▸ **Objective**: Format every line below as a JSON list of strings, one string per line, with blank lines skipped. Leave the pictures out.

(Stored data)

_ _ _ _

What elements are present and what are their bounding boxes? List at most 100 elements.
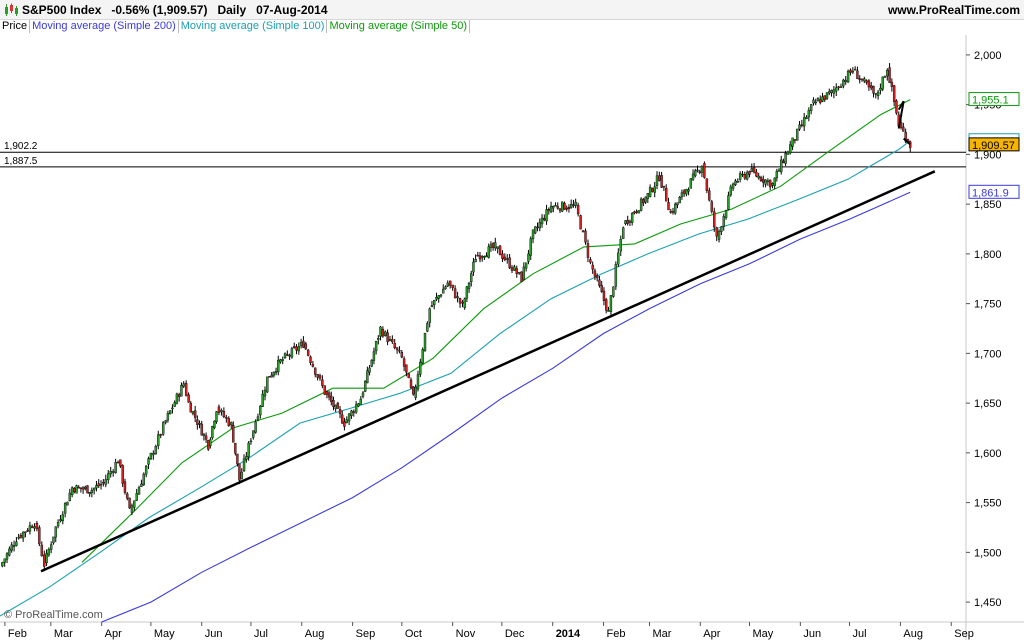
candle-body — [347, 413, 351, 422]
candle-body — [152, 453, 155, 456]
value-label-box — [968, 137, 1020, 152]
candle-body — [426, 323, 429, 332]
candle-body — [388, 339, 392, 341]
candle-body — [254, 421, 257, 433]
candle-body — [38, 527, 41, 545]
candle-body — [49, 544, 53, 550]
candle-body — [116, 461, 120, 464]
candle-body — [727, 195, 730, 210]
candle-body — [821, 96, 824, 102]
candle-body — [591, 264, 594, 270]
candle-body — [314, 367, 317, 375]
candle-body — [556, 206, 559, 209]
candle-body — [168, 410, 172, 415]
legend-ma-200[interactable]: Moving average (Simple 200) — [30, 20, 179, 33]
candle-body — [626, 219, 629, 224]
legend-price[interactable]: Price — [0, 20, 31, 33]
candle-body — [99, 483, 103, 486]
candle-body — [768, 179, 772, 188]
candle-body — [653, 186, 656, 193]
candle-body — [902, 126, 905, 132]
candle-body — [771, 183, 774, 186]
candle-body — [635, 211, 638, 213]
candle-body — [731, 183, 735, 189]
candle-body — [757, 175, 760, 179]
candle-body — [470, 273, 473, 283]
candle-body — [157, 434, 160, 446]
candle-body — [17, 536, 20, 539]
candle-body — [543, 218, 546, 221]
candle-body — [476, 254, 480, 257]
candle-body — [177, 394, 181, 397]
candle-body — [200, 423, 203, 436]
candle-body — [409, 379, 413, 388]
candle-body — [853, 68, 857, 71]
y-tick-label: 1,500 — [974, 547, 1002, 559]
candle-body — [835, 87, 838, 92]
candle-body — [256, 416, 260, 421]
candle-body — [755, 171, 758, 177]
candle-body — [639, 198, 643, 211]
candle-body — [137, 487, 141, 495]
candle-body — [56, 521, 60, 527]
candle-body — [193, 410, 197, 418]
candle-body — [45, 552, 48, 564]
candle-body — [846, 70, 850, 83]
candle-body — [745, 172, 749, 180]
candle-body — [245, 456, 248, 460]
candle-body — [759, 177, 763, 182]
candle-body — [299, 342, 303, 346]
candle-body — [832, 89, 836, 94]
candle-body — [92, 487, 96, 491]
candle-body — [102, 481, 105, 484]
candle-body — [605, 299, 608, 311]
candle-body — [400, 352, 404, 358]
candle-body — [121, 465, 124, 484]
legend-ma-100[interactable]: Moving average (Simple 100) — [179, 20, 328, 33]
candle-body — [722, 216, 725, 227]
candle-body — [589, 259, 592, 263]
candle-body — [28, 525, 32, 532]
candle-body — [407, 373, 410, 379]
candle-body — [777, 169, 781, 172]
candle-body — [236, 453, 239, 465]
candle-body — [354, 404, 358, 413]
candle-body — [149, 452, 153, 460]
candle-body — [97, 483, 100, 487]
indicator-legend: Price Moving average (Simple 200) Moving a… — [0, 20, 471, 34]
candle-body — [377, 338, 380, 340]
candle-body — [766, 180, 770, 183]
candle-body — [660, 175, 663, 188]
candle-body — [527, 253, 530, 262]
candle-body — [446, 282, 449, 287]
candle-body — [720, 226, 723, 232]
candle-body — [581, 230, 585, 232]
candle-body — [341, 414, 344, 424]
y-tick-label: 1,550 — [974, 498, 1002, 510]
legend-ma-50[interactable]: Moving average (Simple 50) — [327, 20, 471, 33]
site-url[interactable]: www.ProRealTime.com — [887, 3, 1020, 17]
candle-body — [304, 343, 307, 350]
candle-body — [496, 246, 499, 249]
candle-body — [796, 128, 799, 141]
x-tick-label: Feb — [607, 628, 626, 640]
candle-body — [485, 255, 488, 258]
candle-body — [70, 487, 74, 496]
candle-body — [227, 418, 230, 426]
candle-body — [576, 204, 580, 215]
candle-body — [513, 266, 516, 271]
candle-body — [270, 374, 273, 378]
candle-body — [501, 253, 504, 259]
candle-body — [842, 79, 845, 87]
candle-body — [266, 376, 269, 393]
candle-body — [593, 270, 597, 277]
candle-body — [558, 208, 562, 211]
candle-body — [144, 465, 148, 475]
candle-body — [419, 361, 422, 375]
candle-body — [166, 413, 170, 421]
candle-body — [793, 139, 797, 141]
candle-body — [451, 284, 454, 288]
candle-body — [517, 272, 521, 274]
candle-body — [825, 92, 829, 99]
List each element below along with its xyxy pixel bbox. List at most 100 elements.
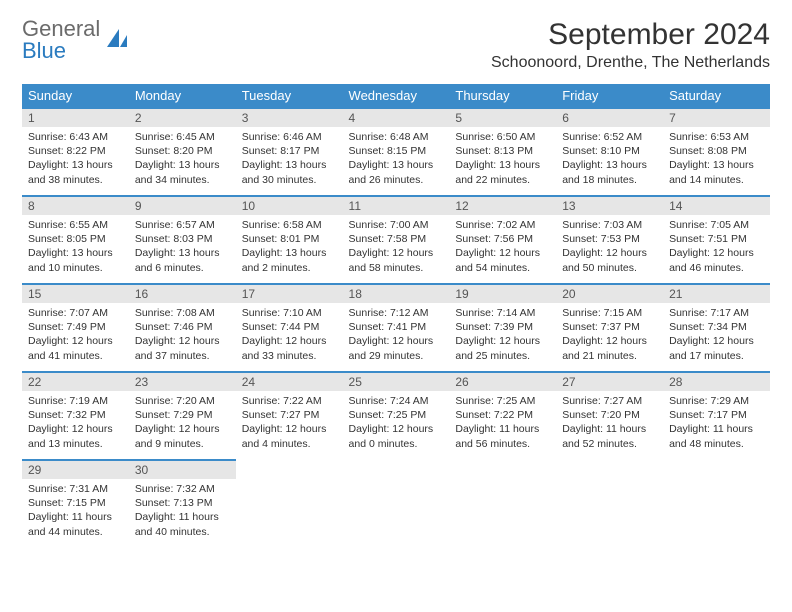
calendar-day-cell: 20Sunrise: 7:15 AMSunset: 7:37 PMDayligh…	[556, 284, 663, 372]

_ _ _ _

▸ **Result**:
[
  "What elements are present and what are their bounding boxes? List at most 100 elements.",
  "candle-body — [347, 413, 351, 422]",
  "candle-body — [152, 453, 155, 456]",
  "value-label-box — [968, 137, 1020, 152]",
  "candle-body — [426, 323, 429, 332]",
  "candle-body — [388, 339, 392, 341]",
  "candle-body — [254, 421, 257, 433]",
  "candle-body — [38, 527, 41, 545]",
  "candle-body — [49, 544, 53, 550]",
  "candle-body — [116, 461, 120, 464]",
  "candle-body — [727, 195, 730, 210]",
  "candle-body — [821, 96, 824, 102]",
  "candle-body — [591, 264, 594, 270]",
  "candle-body — [314, 367, 317, 375]",
  "candle-body — [556, 206, 559, 209]",
  "candle-body — [168, 410, 172, 415]",
  "legend-ma-200[interactable]: Moving average (Simple 200) — [30, 20, 179, 33]",
  "candle-body — [626, 219, 629, 224]",
  "legend-price[interactable]: Price — [0, 20, 31, 33]",
  "candle-body — [99, 483, 103, 486]",
  "candle-body — [768, 179, 772, 188]",
  "candle-body — [653, 186, 656, 193]",
  "candle-body — [902, 126, 905, 132]",
  "candle-body — [771, 183, 774, 186]",
  "candle-body — [635, 211, 638, 213]",
  "candle-body — [731, 183, 735, 189]",
  "candle-body — [757, 175, 760, 179]",
  "candle-body — [470, 273, 473, 283]",
  "candle-body — [157, 434, 160, 446]",
  "candle-body — [17, 536, 20, 539]",
  "candle-body — [543, 218, 546, 221]",
  "candle-body — [476, 254, 480, 257]",
  "candle-body — [177, 394, 181, 397]",
  "candle-body — [200, 423, 203, 436]",
  "candle-body — [409, 379, 413, 388]",
  "candle-body — [853, 68, 857, 71]",
  "y-tick-label: 1,500 — [974, 547, 1002, 559]",
  "candle-body — [835, 87, 838, 92]",
  "candle-body — [256, 416, 260, 421]",
  "candle-body — [755, 171, 758, 177]",
  "candle-body — [639, 198, 643, 211]",
  "candle-body — [137, 487, 141, 495]",
  "candle-body — [56, 521, 60, 527]",
  "candle-body — [193, 410, 197, 418]",
  "candle-body — [45, 552, 48, 564]",
  "candle-body — [846, 70, 850, 83]",
  "candle-body — [745, 172, 749, 180]",
  "candle-body — [245, 456, 248, 460]",
  "candle-body — [759, 177, 763, 182]",
  "candle-body — [299, 342, 303, 346]",
  "candle-body — [832, 89, 836, 94]",
  "candle-body — [92, 487, 96, 491]",
  "candle-body — [102, 481, 105, 484]",
  "candle-body — [605, 299, 608, 311]",
  "candle-body — [400, 352, 404, 358]",
  "candle-body — [121, 465, 124, 484]",
  "legend-ma-100[interactable]: Moving average (Simple 100) — [179, 20, 328, 33]",
  "candle-body — [722, 216, 725, 227]",
  "candle-body — [589, 259, 592, 263]",
  "candle-body — [28, 525, 32, 532]",
  "candle-body — [407, 373, 410, 379]",
  "candle-body — [777, 169, 781, 172]",
  "candle-body — [236, 453, 239, 465]",
  "candle-body — [354, 404, 358, 413]",
  "candle-body — [149, 452, 153, 460]",
  "candle-body — [97, 483, 100, 487]",
  "indicator-legend: Price Moving average (Simple 200) Moving a… — [0, 20, 471, 34]",
  "candle-body — [377, 338, 380, 340]",
  "candle-body — [766, 180, 770, 183]",
  "candle-body — [660, 175, 663, 188]",
  "candle-body — [527, 253, 530, 262]",
  "candle-body — [446, 282, 449, 287]",
  "candle-body — [720, 226, 723, 232]",
  "candle-body — [581, 230, 585, 232]",
  "candle-body — [341, 414, 344, 424]",
  "y-tick-label: 1,550 — [974, 498, 1002, 510]",
  "legend-ma-50[interactable]: Moving average (Simple 50) — [327, 20, 471, 33]",
  "site-url[interactable]: www.ProRealTime.com — [887, 3, 1020, 17]",
  "candle-body — [304, 343, 307, 350]",
  "candle-body — [496, 246, 499, 249]",
  "candle-body — [796, 128, 799, 141]",
  "x-tick-label: Feb — [607, 628, 626, 640]",
  "candle-body — [485, 255, 488, 258]",
  "candle-body — [70, 487, 74, 496]",
  "candle-body — [227, 418, 230, 426]",
  "candle-body — [576, 204, 580, 215]",
  "candle-body — [513, 266, 516, 271]",
  "candle-body — [270, 374, 273, 378]",
  "candle-body — [501, 253, 504, 259]",
  "candle-body — [842, 79, 845, 87]",
  "candle-body — [266, 376, 269, 393]",
  "candle-body — [593, 270, 597, 277]",
  "candle-body — [558, 208, 562, 211]",
  "candle-body — [144, 465, 148, 475]",
  "candle-body — [419, 361, 422, 375]",
  "candle-body — [166, 413, 170, 421]",
  "candle-body — [793, 139, 797, 141]",
  "candle-body — [451, 284, 454, 288]",
  "candle-body — [517, 272, 521, 274]",
  "candle-body — [825, 92, 829, 99]",
  "List each element below along with its xyxy pixel bbox. List at most 100 elements.",
  "calendar-day-cell: 20Sunrise: 7:15 AMSunset: 7:37 PMDayligh…\t[556, 284, 663, 372]"
]